WRITTEN REQUEST: From the data that follows, copy every line holding the string "title".

INFORMATION SUPPLIED:

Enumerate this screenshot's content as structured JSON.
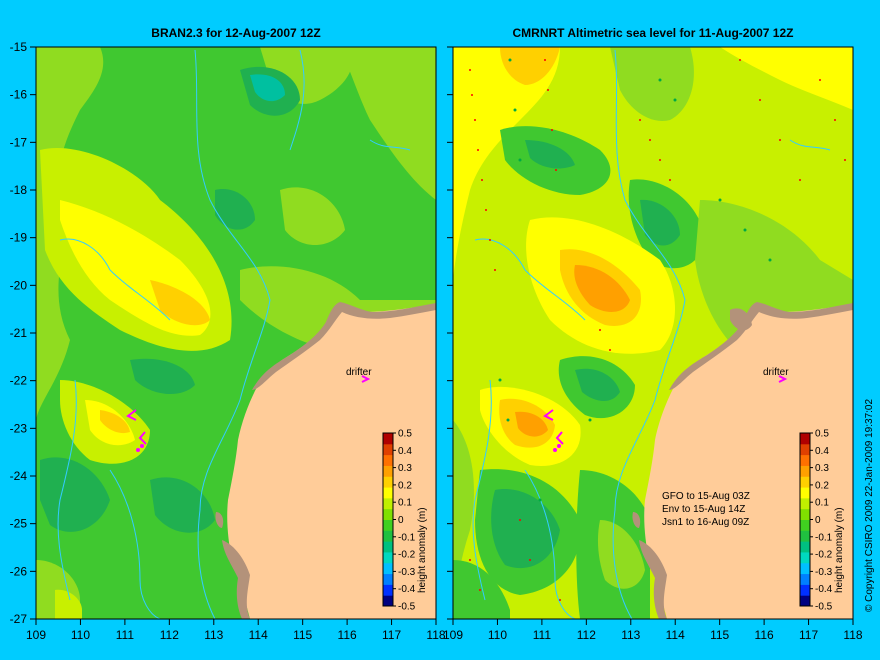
{
  "left_panel": {
    "title": "BRAN2.3 for 12-Aug-2007 12Z",
    "drifter_label": "drifter",
    "colorbar_label": "height anomaly (m)"
  },
  "right_panel": {
    "title": "CMRNRT Altimetric sea level  for 11-Aug-2007 12Z",
    "drifter_label": "drifter",
    "colorbar_label": "height anomaly (m)",
    "satellite_notes": [
      "GFO to 15-Aug 03Z",
      "Env to 15-Aug 14Z",
      "Jsn1 to 16-Aug 09Z"
    ]
  },
  "axes": {
    "latitude_ticks": [
      "-15",
      "-16",
      "-17",
      "-18",
      "-19",
      "-20",
      "-21",
      "-22",
      "-23",
      "-24",
      "-25",
      "-26",
      "-27"
    ],
    "longitude_ticks": [
      "109",
      "110",
      "111",
      "112",
      "113",
      "114",
      "115",
      "116",
      "117",
      "118"
    ],
    "lat_range": [
      -27,
      -15
    ],
    "lon_range": [
      109,
      118
    ]
  },
  "colorbar": {
    "ticks": [
      "0.5",
      "0.4",
      "0.3",
      "0.2",
      "0.1",
      "0",
      "-0.1",
      "-0.2",
      "-0.3",
      "-0.4",
      "-0.5"
    ],
    "range": [
      -0.5,
      0.5
    ],
    "colors": [
      "#000080",
      "#0030ff",
      "#0080ff",
      "#00c0ff",
      "#00d8c0",
      "#00c080",
      "#20c040",
      "#40d020",
      "#80e000",
      "#c0f000",
      "#ffff00",
      "#ffd000",
      "#ffa000",
      "#ff7000",
      "#e04000",
      "#b00000"
    ]
  },
  "copyright": "© Copyright CSIRO 2009   22-Jan-2009 19:37:02",
  "colors": {
    "background": "#00ccff",
    "land": "#ffcc99",
    "coastline": "#b3927a",
    "isobath": "#33ccff",
    "drifter_marker": "#ff00ff"
  }
}
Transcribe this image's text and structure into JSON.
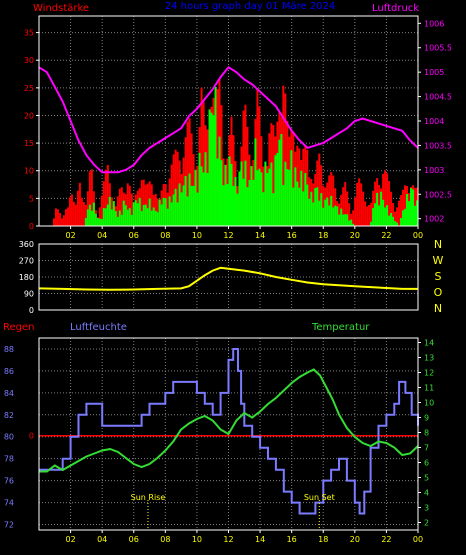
{
  "colors": {
    "background": "#000000",
    "frame": "#ffffff",
    "grid": "#808080",
    "wind_label": "#ff0000",
    "title": "#0000ff",
    "pressure_label": "#ff00ff",
    "wind_avg": "#00ff00",
    "wind_gust": "#ff0000",
    "pressure": "#ff00ff",
    "direction": "#ffff00",
    "compass": "#ffff00",
    "rain": "#ff0000",
    "humidity": "#7b7bff",
    "temperature": "#33dd33",
    "sun": "#ffff00",
    "left_ticks": "#ff0000",
    "right_ticks": "#ff00ff",
    "humidity_ticks": "#7b7bff",
    "temp_ticks": "#33dd33",
    "xticks": "#ffff00",
    "dir_ticks": "#ffffff"
  },
  "chart_data": [
    {
      "type": "bar",
      "title": "24 hours graph day 01 Märe 2024",
      "ylabel_left": "Windstärke",
      "ylabel_right": "Luftdruck",
      "x_ticks": [
        "02",
        "04",
        "06",
        "08",
        "10",
        "12",
        "14",
        "16",
        "18",
        "20",
        "22",
        "00"
      ],
      "x_range": [
        0,
        24
      ],
      "y_left_ticks": [
        0,
        5,
        10,
        15,
        20,
        25,
        30,
        35
      ],
      "y_left_range": [
        0,
        38
      ],
      "y_right_ticks": [
        "1002",
        "1002.5",
        "1003",
        "1003.5",
        "1004",
        "1004.5",
        "1005",
        "1005.5",
        "1006"
      ],
      "y_right_range": [
        1001.85,
        1006.15
      ],
      "gust_peaks": [
        [
          0.0,
          0
        ],
        [
          0.9,
          0
        ],
        [
          1.0,
          5
        ],
        [
          1.5,
          1
        ],
        [
          2.0,
          8
        ],
        [
          2.3,
          3
        ],
        [
          2.6,
          10
        ],
        [
          3.0,
          4
        ],
        [
          3.3,
          12
        ],
        [
          3.7,
          2
        ],
        [
          4.0,
          6
        ],
        [
          4.4,
          14
        ],
        [
          4.8,
          3
        ],
        [
          5.2,
          8
        ],
        [
          5.6,
          10
        ],
        [
          6.0,
          4
        ],
        [
          6.4,
          12
        ],
        [
          6.8,
          7
        ],
        [
          7.2,
          11
        ],
        [
          7.6,
          4
        ],
        [
          8.0,
          10
        ],
        [
          8.5,
          13
        ],
        [
          9.0,
          16
        ],
        [
          9.5,
          20
        ],
        [
          10.0,
          14
        ],
        [
          10.3,
          26
        ],
        [
          10.6,
          18
        ],
        [
          10.9,
          33
        ],
        [
          11.2,
          22
        ],
        [
          11.5,
          30
        ],
        [
          11.8,
          12
        ],
        [
          12.2,
          20
        ],
        [
          12.6,
          10
        ],
        [
          13.0,
          24
        ],
        [
          13.4,
          13
        ],
        [
          13.8,
          28
        ],
        [
          14.2,
          12
        ],
        [
          14.6,
          22
        ],
        [
          15.0,
          16
        ],
        [
          15.4,
          38
        ],
        [
          15.8,
          15
        ],
        [
          16.2,
          25
        ],
        [
          16.6,
          12
        ],
        [
          17.0,
          18
        ],
        [
          17.4,
          8
        ],
        [
          17.8,
          15
        ],
        [
          18.2,
          9
        ],
        [
          18.6,
          10
        ],
        [
          19.0,
          6
        ],
        [
          19.4,
          8
        ],
        [
          19.8,
          3
        ],
        [
          20.2,
          9
        ],
        [
          20.6,
          7
        ],
        [
          21.0,
          4
        ],
        [
          21.4,
          10
        ],
        [
          21.8,
          12
        ],
        [
          22.2,
          8
        ],
        [
          22.6,
          4
        ],
        [
          23.0,
          6
        ],
        [
          23.4,
          11
        ],
        [
          23.8,
          7
        ],
        [
          24.0,
          7
        ]
      ],
      "avg_peaks": [
        [
          0.0,
          0
        ],
        [
          2.9,
          0
        ],
        [
          3.0,
          3
        ],
        [
          3.4,
          5
        ],
        [
          3.8,
          1
        ],
        [
          4.2,
          4
        ],
        [
          4.6,
          6
        ],
        [
          5.0,
          2
        ],
        [
          5.4,
          5
        ],
        [
          5.8,
          3
        ],
        [
          6.2,
          6
        ],
        [
          6.6,
          4
        ],
        [
          7.0,
          5
        ],
        [
          7.4,
          3
        ],
        [
          7.8,
          6
        ],
        [
          8.2,
          5
        ],
        [
          8.6,
          7
        ],
        [
          9.0,
          8
        ],
        [
          9.4,
          10
        ],
        [
          9.8,
          9
        ],
        [
          10.2,
          14
        ],
        [
          10.5,
          12
        ],
        [
          10.8,
          22
        ],
        [
          11.1,
          28
        ],
        [
          11.4,
          18
        ],
        [
          11.7,
          10
        ],
        [
          12.1,
          14
        ],
        [
          12.5,
          8
        ],
        [
          12.9,
          14
        ],
        [
          13.3,
          9
        ],
        [
          13.7,
          16
        ],
        [
          14.1,
          10
        ],
        [
          14.5,
          13
        ],
        [
          14.9,
          11
        ],
        [
          15.2,
          20
        ],
        [
          15.6,
          12
        ],
        [
          16.0,
          14
        ],
        [
          16.4,
          9
        ],
        [
          16.8,
          11
        ],
        [
          17.2,
          6
        ],
        [
          17.6,
          8
        ],
        [
          18.0,
          5
        ],
        [
          18.4,
          6
        ],
        [
          18.8,
          4
        ],
        [
          19.2,
          3
        ],
        [
          19.6,
          2
        ],
        [
          20.0,
          0
        ],
        [
          21.0,
          0
        ],
        [
          21.2,
          5
        ],
        [
          21.6,
          7
        ],
        [
          22.0,
          4
        ],
        [
          22.4,
          2
        ],
        [
          22.8,
          0
        ],
        [
          23.2,
          5
        ],
        [
          23.6,
          8
        ],
        [
          24.0,
          4
        ]
      ],
      "pressure": [
        [
          0.0,
          1005.1
        ],
        [
          0.5,
          1005.0
        ],
        [
          1.0,
          1004.7
        ],
        [
          1.5,
          1004.4
        ],
        [
          2.0,
          1004.0
        ],
        [
          2.5,
          1003.6
        ],
        [
          3.0,
          1003.3
        ],
        [
          3.5,
          1003.1
        ],
        [
          4.0,
          1002.95
        ],
        [
          4.5,
          1002.95
        ],
        [
          5.0,
          1002.95
        ],
        [
          5.5,
          1003.0
        ],
        [
          6.0,
          1003.1
        ],
        [
          6.5,
          1003.3
        ],
        [
          7.0,
          1003.45
        ],
        [
          7.5,
          1003.55
        ],
        [
          8.0,
          1003.65
        ],
        [
          8.5,
          1003.75
        ],
        [
          9.0,
          1003.85
        ],
        [
          9.5,
          1004.1
        ],
        [
          10.0,
          1004.25
        ],
        [
          10.5,
          1004.45
        ],
        [
          11.0,
          1004.65
        ],
        [
          11.5,
          1004.9
        ],
        [
          12.0,
          1005.1
        ],
        [
          12.5,
          1005.0
        ],
        [
          13.0,
          1004.85
        ],
        [
          13.5,
          1004.75
        ],
        [
          14.0,
          1004.6
        ],
        [
          14.5,
          1004.45
        ],
        [
          15.0,
          1004.3
        ],
        [
          15.5,
          1004.05
        ],
        [
          16.0,
          1003.8
        ],
        [
          16.5,
          1003.6
        ],
        [
          17.0,
          1003.45
        ],
        [
          17.5,
          1003.5
        ],
        [
          18.0,
          1003.55
        ],
        [
          18.5,
          1003.65
        ],
        [
          19.0,
          1003.75
        ],
        [
          19.5,
          1003.85
        ],
        [
          20.0,
          1004.0
        ],
        [
          20.5,
          1004.05
        ],
        [
          21.0,
          1004.0
        ],
        [
          21.5,
          1003.95
        ],
        [
          22.0,
          1003.9
        ],
        [
          22.5,
          1003.85
        ],
        [
          23.0,
          1003.8
        ],
        [
          23.5,
          1003.6
        ],
        [
          24.0,
          1003.45
        ]
      ]
    },
    {
      "type": "line",
      "title": "",
      "x_ticks": [],
      "x_range": [
        0,
        24
      ],
      "y_ticks": [
        "360",
        "270",
        "180",
        "90",
        "0"
      ],
      "y_range": [
        0,
        360
      ],
      "compass_labels": [
        "N",
        "W",
        "S",
        "O",
        "N"
      ],
      "direction": [
        [
          0.0,
          118
        ],
        [
          1.5,
          115
        ],
        [
          3.0,
          112
        ],
        [
          4.5,
          110
        ],
        [
          6.0,
          112
        ],
        [
          7.5,
          115
        ],
        [
          9.0,
          118
        ],
        [
          9.5,
          130
        ],
        [
          10.0,
          160
        ],
        [
          10.5,
          190
        ],
        [
          11.0,
          215
        ],
        [
          11.5,
          230
        ],
        [
          12.0,
          225
        ],
        [
          13.0,
          215
        ],
        [
          14.0,
          200
        ],
        [
          15.0,
          180
        ],
        [
          16.0,
          165
        ],
        [
          17.0,
          150
        ],
        [
          18.0,
          140
        ],
        [
          19.0,
          135
        ],
        [
          20.0,
          130
        ],
        [
          21.0,
          125
        ],
        [
          22.0,
          120
        ],
        [
          23.0,
          115
        ],
        [
          24.0,
          115
        ]
      ]
    },
    {
      "type": "line",
      "title": "",
      "label_rain": "Regen",
      "label_humidity": "Luftfeuchte",
      "label_temperature": "Temperatur",
      "x_ticks": [
        "02",
        "04",
        "06",
        "08",
        "10",
        "12",
        "14",
        "16",
        "18",
        "20",
        "22",
        "00"
      ],
      "x_range": [
        0,
        24
      ],
      "y_left_ticks": [
        "88",
        "86",
        "84",
        "82",
        "80",
        "78",
        "76",
        "74",
        "72"
      ],
      "y_left_range": [
        71.5,
        89
      ],
      "y_rain_ticks": [
        "0"
      ],
      "y_right_ticks": [
        "14",
        "13",
        "12",
        "11",
        "10",
        "9",
        "8",
        "7",
        "6",
        "5",
        "4",
        "3",
        "2"
      ],
      "y_right_range": [
        1.5,
        14.3
      ],
      "rain": [
        [
          0,
          0
        ],
        [
          24,
          0
        ]
      ],
      "humidity": [
        [
          0.0,
          77
        ],
        [
          0.5,
          77
        ],
        [
          1.0,
          77
        ],
        [
          1.5,
          78
        ],
        [
          2.0,
          80
        ],
        [
          2.5,
          82
        ],
        [
          3.0,
          83
        ],
        [
          3.5,
          83
        ],
        [
          4.0,
          81
        ],
        [
          4.5,
          81
        ],
        [
          5.0,
          81
        ],
        [
          5.5,
          81
        ],
        [
          6.0,
          81
        ],
        [
          6.5,
          82
        ],
        [
          7.0,
          83
        ],
        [
          7.5,
          83
        ],
        [
          8.0,
          84
        ],
        [
          8.5,
          85
        ],
        [
          9.0,
          85
        ],
        [
          9.5,
          85
        ],
        [
          10.0,
          84
        ],
        [
          10.5,
          83
        ],
        [
          11.0,
          82
        ],
        [
          11.5,
          84
        ],
        [
          12.0,
          87
        ],
        [
          12.3,
          88
        ],
        [
          12.6,
          86
        ],
        [
          12.8,
          83
        ],
        [
          13.0,
          81
        ],
        [
          13.5,
          80
        ],
        [
          14.0,
          79
        ],
        [
          14.5,
          78
        ],
        [
          15.0,
          77
        ],
        [
          15.5,
          75
        ],
        [
          16.0,
          74
        ],
        [
          16.5,
          73
        ],
        [
          17.0,
          73
        ],
        [
          17.5,
          74
        ],
        [
          18.0,
          76
        ],
        [
          18.5,
          77
        ],
        [
          19.0,
          78
        ],
        [
          19.5,
          76
        ],
        [
          20.0,
          74
        ],
        [
          20.3,
          73
        ],
        [
          20.6,
          75
        ],
        [
          21.0,
          79
        ],
        [
          21.5,
          81
        ],
        [
          22.0,
          82
        ],
        [
          22.5,
          83
        ],
        [
          22.8,
          85
        ],
        [
          23.2,
          84
        ],
        [
          23.6,
          82
        ],
        [
          24.0,
          81
        ]
      ],
      "temperature": [
        [
          0.0,
          5.4
        ],
        [
          0.5,
          5.4
        ],
        [
          1.0,
          5.8
        ],
        [
          1.5,
          5.5
        ],
        [
          2.0,
          5.8
        ],
        [
          2.5,
          6.1
        ],
        [
          3.0,
          6.4
        ],
        [
          3.5,
          6.6
        ],
        [
          4.0,
          6.8
        ],
        [
          4.5,
          6.9
        ],
        [
          5.0,
          6.7
        ],
        [
          5.5,
          6.3
        ],
        [
          6.0,
          5.9
        ],
        [
          6.5,
          5.7
        ],
        [
          7.0,
          5.9
        ],
        [
          7.5,
          6.3
        ],
        [
          8.0,
          6.8
        ],
        [
          8.5,
          7.4
        ],
        [
          9.0,
          8.2
        ],
        [
          9.5,
          8.6
        ],
        [
          10.0,
          8.9
        ],
        [
          10.5,
          9.1
        ],
        [
          11.0,
          8.8
        ],
        [
          11.5,
          8.2
        ],
        [
          12.0,
          7.9
        ],
        [
          12.5,
          8.8
        ],
        [
          13.0,
          9.3
        ],
        [
          13.5,
          9.0
        ],
        [
          14.0,
          9.4
        ],
        [
          14.5,
          9.9
        ],
        [
          15.0,
          10.3
        ],
        [
          15.5,
          10.8
        ],
        [
          16.0,
          11.3
        ],
        [
          16.5,
          11.7
        ],
        [
          17.0,
          12.0
        ],
        [
          17.4,
          12.2
        ],
        [
          17.8,
          11.8
        ],
        [
          18.2,
          11.0
        ],
        [
          18.6,
          10.2
        ],
        [
          19.0,
          9.2
        ],
        [
          19.5,
          8.3
        ],
        [
          20.0,
          7.7
        ],
        [
          20.5,
          7.3
        ],
        [
          21.0,
          7.1
        ],
        [
          21.5,
          7.4
        ],
        [
          22.0,
          7.3
        ],
        [
          22.5,
          7.0
        ],
        [
          23.0,
          6.5
        ],
        [
          23.5,
          6.6
        ],
        [
          24.0,
          7.1
        ]
      ],
      "sun_rise": {
        "label": "Sun Rise",
        "x": 6.9
      },
      "sun_set": {
        "label": "Sun Set",
        "x": 17.75
      }
    }
  ]
}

FULL RESPONSE:
    "title": "BRAN2.3 for 12-Aug-2007 12Z",
    "title": "CMRNRT Altimetric sea level  for 11-Aug-2007 12Z",
    "title": "#0000ff",
      "title": "24 hours graph day 01 Märe 2024",
      "title": "",
      "title": "",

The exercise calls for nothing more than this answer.